Every entry that follows should be repeated exactly; drop the images.

[Data items]
______

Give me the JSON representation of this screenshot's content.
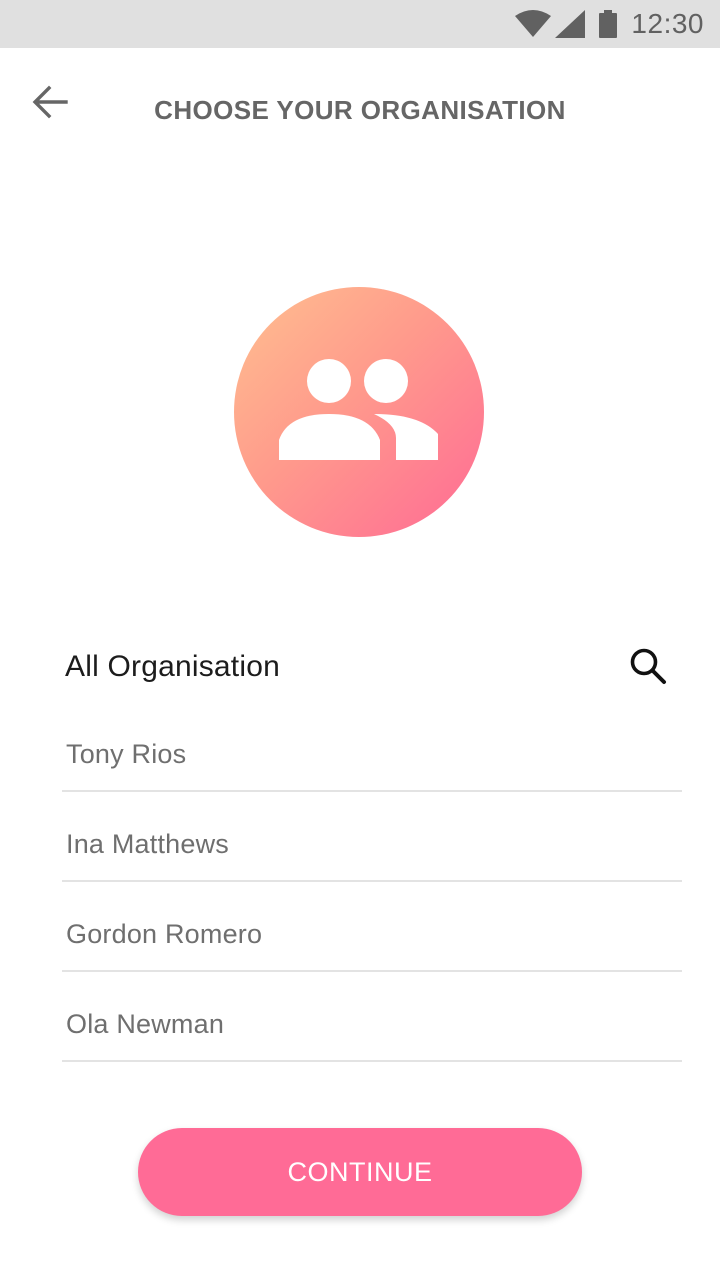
{
  "status_bar": {
    "time": "12:30",
    "icons": [
      "wifi-icon",
      "cell-signal-icon",
      "battery-icon"
    ]
  },
  "header": {
    "title": "CHOOSE YOUR ORGANISATION",
    "back_icon": "arrow-back-icon"
  },
  "avatar": {
    "icon": "group-icon",
    "gradient": [
      "#ffc08f",
      "#ff9a8c",
      "#ff6a95"
    ]
  },
  "organisations": {
    "title": "All Organisation",
    "search_icon": "search-icon",
    "items": [
      {
        "label": "Tony Rios"
      },
      {
        "label": "Ina Matthews"
      },
      {
        "label": "Gordon Romero"
      },
      {
        "label": "Ola Newman"
      }
    ]
  },
  "actions": {
    "continue_label": "CONTINUE"
  },
  "colors": {
    "accent": "#ff6b96",
    "title_text": "#666666",
    "item_text": "#6f6f6f",
    "divider": "#e3e3e3",
    "status_bar_bg": "#e0e0e0"
  }
}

______

Result of the task.
Give me the JSON representation of this screenshot's content.
{
  "status_bar": {
    "time": "12:30",
    "icons": [
      "wifi-icon",
      "cell-signal-icon",
      "battery-icon"
    ]
  },
  "header": {
    "title": "CHOOSE YOUR ORGANISATION",
    "back_icon": "arrow-back-icon"
  },
  "avatar": {
    "icon": "group-icon",
    "gradient": [
      "#ffc08f",
      "#ff9a8c",
      "#ff6a95"
    ]
  },
  "organisations": {
    "title": "All Organisation",
    "search_icon": "search-icon",
    "items": [
      {
        "label": "Tony Rios"
      },
      {
        "label": "Ina Matthews"
      },
      {
        "label": "Gordon Romero"
      },
      {
        "label": "Ola Newman"
      }
    ]
  },
  "actions": {
    "continue_label": "CONTINUE"
  },
  "colors": {
    "accent": "#ff6b96",
    "title_text": "#666666",
    "item_text": "#6f6f6f",
    "divider": "#e3e3e3",
    "status_bar_bg": "#e0e0e0"
  }
}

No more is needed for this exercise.